> EXERCISE
State how many lines of the records contain the string "Equalize", and give no other information.

> INFORMATION PROVIDED

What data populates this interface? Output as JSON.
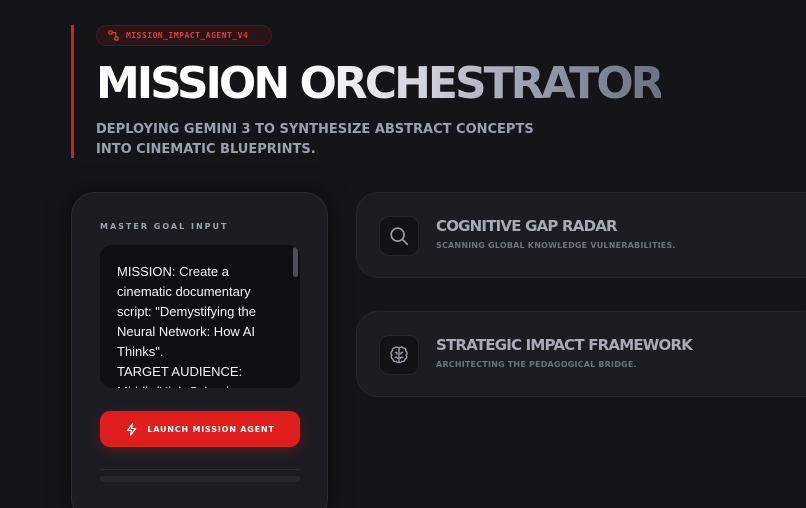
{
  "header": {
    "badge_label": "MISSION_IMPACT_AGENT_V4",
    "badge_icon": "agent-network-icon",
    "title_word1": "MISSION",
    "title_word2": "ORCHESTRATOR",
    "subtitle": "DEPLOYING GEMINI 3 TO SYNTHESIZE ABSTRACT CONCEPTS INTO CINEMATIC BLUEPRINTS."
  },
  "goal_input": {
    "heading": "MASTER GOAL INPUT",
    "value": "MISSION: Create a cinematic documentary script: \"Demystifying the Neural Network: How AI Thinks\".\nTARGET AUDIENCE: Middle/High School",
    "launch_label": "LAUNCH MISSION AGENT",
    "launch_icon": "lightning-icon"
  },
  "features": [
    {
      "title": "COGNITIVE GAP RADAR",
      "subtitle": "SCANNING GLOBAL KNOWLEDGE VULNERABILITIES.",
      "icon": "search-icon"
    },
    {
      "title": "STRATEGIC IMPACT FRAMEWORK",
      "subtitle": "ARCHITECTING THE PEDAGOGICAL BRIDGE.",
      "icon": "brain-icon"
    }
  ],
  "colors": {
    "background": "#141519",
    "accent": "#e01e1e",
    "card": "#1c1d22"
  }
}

* * *

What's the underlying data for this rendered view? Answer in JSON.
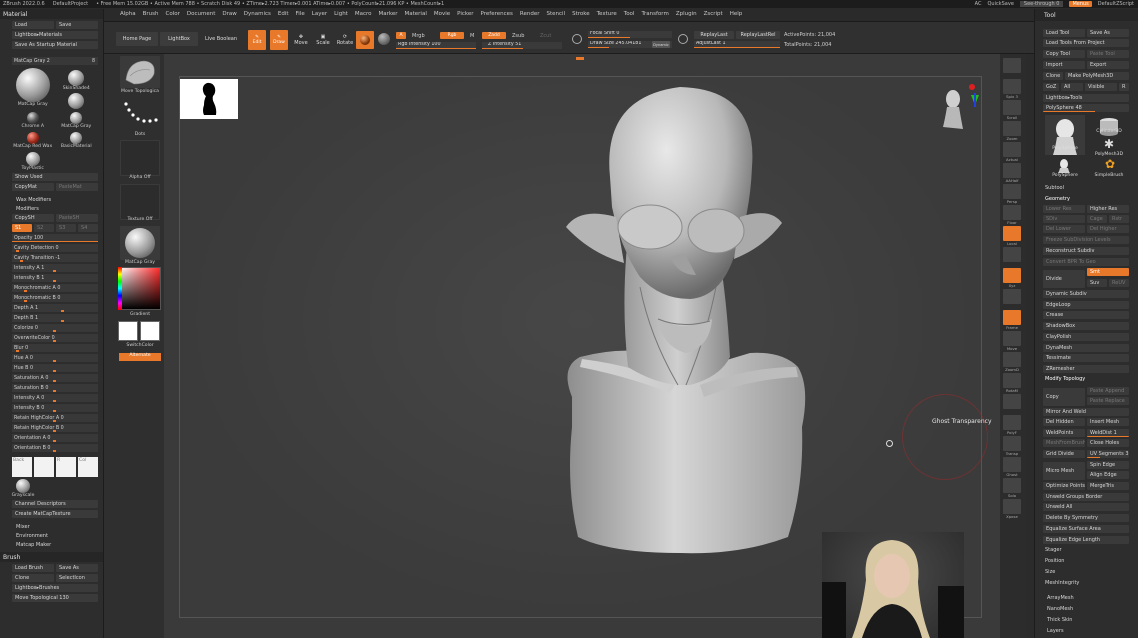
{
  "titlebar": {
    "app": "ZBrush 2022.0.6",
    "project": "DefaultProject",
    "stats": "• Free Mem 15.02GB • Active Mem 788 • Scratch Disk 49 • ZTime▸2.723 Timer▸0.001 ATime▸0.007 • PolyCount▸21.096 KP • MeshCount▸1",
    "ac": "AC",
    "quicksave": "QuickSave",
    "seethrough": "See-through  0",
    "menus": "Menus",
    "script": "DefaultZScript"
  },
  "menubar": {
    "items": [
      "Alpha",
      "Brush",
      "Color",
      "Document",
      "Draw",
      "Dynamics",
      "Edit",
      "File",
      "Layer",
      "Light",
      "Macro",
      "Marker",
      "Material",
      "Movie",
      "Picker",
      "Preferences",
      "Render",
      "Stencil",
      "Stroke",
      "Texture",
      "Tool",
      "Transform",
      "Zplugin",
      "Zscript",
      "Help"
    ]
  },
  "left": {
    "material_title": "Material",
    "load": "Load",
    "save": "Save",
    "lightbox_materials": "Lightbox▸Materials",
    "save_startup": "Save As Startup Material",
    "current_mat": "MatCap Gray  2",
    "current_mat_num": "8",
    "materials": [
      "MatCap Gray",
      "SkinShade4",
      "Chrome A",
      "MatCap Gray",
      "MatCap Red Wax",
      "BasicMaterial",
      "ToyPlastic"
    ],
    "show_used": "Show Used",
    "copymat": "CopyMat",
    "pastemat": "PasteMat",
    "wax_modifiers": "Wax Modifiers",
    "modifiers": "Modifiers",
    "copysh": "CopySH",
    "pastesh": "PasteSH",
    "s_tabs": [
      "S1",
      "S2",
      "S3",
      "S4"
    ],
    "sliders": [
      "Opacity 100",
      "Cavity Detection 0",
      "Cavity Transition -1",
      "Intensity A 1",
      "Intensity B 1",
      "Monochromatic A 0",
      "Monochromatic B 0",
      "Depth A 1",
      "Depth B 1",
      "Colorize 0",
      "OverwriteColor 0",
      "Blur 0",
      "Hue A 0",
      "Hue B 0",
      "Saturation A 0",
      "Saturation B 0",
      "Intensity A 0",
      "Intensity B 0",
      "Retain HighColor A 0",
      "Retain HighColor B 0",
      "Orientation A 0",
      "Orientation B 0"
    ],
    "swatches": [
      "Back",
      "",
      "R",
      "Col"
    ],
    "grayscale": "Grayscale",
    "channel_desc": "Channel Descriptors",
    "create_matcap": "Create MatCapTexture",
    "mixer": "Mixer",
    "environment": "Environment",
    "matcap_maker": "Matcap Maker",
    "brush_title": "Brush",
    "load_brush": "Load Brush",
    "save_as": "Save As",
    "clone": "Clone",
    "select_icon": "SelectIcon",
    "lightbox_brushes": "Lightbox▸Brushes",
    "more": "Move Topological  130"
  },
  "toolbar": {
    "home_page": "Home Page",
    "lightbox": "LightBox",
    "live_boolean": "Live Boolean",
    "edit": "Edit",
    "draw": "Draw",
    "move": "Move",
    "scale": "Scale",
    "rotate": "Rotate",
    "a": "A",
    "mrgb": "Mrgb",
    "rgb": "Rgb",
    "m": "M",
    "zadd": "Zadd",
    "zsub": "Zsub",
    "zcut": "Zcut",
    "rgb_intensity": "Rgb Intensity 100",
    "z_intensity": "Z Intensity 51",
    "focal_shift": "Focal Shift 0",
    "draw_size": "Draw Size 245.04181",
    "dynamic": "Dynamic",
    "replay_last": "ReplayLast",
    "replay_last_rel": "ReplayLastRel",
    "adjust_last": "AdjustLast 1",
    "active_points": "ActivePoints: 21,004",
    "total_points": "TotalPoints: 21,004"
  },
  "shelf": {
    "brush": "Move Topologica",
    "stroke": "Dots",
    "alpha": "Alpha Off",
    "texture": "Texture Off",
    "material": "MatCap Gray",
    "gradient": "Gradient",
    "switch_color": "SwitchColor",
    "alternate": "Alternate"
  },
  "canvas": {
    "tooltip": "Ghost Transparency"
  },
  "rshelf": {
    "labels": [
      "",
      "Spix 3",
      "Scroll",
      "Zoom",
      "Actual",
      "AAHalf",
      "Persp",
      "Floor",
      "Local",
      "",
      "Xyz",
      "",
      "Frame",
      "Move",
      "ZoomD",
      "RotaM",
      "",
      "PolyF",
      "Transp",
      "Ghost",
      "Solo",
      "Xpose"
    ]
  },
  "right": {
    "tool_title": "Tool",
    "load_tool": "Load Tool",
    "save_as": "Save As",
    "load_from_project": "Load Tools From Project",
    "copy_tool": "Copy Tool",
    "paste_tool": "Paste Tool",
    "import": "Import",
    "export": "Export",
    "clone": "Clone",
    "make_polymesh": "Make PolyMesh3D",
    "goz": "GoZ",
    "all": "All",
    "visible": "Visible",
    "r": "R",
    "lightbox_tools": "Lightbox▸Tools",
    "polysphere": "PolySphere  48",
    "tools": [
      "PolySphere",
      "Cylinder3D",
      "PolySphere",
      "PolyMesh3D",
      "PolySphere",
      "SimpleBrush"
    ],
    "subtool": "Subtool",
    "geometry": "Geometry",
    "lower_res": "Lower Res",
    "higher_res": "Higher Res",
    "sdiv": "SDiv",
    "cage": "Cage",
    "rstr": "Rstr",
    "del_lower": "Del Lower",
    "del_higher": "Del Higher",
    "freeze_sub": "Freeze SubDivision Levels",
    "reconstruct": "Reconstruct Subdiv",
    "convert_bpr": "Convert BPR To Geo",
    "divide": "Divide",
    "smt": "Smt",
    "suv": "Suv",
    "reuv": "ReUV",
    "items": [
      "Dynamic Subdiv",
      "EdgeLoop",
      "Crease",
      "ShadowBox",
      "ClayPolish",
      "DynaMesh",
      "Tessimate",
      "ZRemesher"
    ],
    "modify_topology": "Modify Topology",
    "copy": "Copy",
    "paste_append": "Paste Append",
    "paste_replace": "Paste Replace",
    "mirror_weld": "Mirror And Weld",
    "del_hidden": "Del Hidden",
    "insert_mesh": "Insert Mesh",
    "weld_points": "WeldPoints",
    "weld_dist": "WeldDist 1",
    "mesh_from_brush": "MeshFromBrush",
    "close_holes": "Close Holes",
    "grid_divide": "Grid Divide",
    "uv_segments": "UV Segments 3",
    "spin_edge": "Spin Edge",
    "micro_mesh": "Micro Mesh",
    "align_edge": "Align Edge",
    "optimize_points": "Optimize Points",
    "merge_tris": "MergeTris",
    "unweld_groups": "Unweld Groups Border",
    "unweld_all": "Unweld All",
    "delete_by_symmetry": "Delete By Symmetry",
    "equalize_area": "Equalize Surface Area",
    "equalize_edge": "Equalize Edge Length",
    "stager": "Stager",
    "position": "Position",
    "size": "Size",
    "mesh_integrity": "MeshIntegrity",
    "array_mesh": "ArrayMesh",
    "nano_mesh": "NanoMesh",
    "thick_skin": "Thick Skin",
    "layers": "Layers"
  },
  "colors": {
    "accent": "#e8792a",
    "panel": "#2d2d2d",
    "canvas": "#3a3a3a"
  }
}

* * *

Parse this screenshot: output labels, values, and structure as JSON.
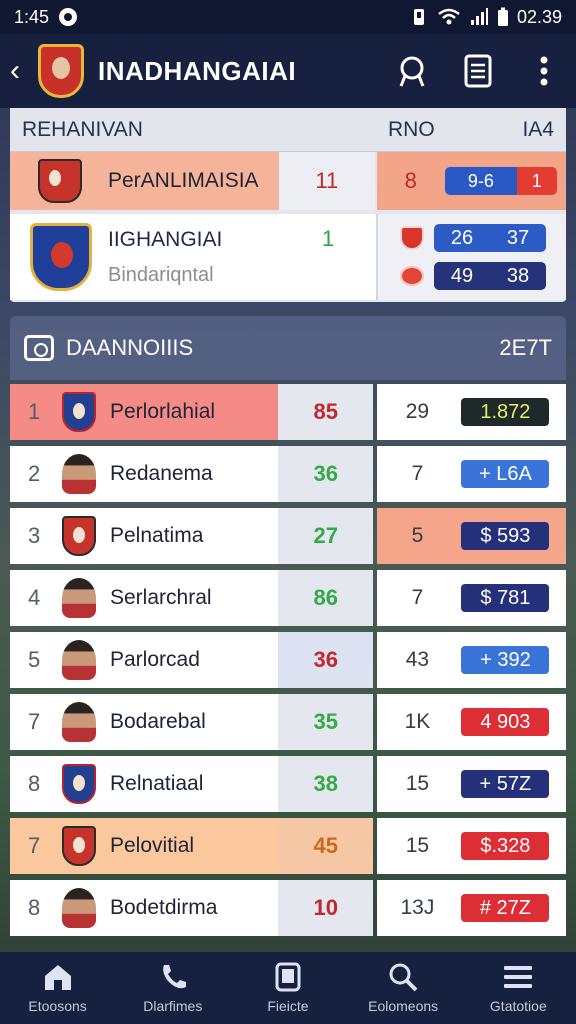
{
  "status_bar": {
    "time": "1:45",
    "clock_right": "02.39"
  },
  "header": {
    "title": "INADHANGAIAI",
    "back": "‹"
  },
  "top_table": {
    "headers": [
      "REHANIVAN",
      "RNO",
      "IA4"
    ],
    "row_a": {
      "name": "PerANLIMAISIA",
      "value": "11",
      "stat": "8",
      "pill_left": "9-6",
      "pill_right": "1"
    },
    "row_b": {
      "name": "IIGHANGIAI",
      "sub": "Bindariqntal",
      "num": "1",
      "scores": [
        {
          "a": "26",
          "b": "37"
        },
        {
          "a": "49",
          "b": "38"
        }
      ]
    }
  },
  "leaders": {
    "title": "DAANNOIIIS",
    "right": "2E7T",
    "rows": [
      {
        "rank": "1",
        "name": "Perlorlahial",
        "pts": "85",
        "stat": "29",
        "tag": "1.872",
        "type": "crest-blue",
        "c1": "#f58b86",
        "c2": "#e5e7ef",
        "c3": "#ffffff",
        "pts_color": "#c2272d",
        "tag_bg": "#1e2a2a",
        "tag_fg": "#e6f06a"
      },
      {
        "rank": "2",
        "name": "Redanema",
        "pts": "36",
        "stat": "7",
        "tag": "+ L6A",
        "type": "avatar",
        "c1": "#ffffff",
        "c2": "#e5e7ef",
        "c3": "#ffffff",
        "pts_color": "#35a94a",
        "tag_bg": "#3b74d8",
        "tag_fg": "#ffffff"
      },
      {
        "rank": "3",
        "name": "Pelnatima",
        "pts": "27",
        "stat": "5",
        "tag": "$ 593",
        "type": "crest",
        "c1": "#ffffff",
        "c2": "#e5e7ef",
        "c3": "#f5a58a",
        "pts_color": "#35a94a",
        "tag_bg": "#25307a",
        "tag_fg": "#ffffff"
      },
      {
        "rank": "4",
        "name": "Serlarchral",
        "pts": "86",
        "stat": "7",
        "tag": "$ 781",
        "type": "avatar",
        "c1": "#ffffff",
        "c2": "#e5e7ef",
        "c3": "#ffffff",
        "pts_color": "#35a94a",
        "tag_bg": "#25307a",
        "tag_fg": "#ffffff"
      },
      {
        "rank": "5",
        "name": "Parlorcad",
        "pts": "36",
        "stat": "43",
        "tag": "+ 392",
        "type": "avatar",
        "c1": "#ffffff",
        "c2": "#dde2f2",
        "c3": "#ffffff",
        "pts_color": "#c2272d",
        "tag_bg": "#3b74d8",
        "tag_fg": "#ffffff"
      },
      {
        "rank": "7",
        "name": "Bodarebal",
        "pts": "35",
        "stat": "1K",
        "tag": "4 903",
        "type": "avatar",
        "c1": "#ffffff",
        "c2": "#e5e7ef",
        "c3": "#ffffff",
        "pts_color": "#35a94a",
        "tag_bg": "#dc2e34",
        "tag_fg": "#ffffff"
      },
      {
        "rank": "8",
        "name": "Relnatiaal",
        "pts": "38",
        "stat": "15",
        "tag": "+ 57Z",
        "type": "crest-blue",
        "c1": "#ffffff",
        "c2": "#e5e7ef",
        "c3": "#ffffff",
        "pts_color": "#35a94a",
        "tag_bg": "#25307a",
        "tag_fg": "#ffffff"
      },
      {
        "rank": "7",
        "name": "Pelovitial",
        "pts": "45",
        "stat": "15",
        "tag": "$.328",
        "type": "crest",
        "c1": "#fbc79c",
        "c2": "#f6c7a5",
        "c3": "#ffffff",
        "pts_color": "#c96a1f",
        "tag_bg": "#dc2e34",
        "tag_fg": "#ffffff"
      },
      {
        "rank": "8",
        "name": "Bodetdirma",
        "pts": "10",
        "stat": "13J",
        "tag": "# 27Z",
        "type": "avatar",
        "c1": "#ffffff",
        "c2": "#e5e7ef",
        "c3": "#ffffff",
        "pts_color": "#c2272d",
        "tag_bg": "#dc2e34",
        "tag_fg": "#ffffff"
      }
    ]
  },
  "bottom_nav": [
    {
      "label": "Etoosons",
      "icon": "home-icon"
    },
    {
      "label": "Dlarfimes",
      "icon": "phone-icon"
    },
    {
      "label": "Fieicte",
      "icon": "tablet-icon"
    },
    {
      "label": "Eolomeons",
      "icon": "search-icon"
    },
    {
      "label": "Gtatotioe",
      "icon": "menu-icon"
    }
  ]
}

> EXERCISE SOLUTION
2